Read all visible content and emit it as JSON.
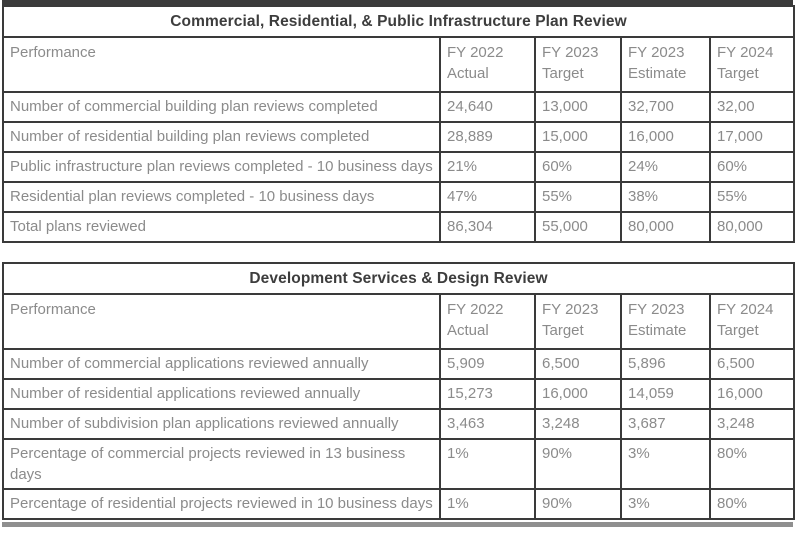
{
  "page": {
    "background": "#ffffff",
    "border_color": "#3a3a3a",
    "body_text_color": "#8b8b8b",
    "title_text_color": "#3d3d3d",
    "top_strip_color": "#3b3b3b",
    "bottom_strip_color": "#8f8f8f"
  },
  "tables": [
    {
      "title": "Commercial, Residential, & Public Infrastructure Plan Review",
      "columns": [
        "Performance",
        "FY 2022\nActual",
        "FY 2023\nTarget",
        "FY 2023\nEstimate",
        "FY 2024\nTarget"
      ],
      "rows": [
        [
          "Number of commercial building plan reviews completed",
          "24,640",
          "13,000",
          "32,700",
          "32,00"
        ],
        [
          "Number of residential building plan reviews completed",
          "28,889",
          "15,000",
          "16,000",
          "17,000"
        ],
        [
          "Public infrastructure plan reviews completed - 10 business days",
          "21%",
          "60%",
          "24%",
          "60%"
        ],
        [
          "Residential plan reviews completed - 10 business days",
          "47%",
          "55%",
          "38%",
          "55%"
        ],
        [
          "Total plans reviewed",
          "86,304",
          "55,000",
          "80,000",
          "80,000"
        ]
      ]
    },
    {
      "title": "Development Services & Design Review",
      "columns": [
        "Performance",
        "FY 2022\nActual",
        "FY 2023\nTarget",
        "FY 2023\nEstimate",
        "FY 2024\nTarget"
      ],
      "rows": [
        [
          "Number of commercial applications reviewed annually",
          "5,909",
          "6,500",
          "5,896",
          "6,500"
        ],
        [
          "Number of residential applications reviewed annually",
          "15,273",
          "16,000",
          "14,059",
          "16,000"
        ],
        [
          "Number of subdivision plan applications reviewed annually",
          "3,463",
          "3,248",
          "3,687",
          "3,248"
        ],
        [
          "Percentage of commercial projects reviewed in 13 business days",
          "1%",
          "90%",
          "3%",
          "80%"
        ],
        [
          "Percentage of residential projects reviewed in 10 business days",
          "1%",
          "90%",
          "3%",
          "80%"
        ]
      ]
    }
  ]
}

= = =

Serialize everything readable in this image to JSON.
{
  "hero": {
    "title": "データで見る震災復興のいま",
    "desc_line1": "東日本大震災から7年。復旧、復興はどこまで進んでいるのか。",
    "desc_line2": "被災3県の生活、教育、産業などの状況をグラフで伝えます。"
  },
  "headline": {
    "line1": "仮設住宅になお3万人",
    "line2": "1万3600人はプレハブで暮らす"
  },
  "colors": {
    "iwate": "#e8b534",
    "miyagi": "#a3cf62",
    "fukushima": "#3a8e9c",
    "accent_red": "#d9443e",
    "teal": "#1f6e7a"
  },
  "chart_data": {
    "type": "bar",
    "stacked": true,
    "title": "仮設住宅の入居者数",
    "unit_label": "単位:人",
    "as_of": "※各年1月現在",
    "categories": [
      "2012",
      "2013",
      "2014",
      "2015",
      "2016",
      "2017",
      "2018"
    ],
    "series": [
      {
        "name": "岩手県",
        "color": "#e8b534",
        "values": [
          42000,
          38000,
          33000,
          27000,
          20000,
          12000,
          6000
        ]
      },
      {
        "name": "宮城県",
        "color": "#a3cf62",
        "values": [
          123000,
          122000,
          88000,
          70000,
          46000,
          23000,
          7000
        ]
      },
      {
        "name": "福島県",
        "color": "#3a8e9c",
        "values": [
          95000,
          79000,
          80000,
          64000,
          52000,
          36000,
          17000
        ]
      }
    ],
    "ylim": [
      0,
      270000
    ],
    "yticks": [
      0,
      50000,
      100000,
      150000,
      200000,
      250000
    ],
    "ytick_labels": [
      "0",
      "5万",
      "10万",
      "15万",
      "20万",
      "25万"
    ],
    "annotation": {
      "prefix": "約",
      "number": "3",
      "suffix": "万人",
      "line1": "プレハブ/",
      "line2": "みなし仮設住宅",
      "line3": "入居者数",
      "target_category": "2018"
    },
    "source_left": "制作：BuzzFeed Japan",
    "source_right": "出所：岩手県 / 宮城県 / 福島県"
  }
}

= = =

● Task instructions
Identify and copy the lines holding the word "business".

● Solution below
          "Public infrastructure plan reviews completed - 10 business days",
          "Residential plan reviews completed - 10 business days",
          "Percentage of commercial projects reviewed in 13 business days",
          "Percentage of residential projects reviewed in 10 business days",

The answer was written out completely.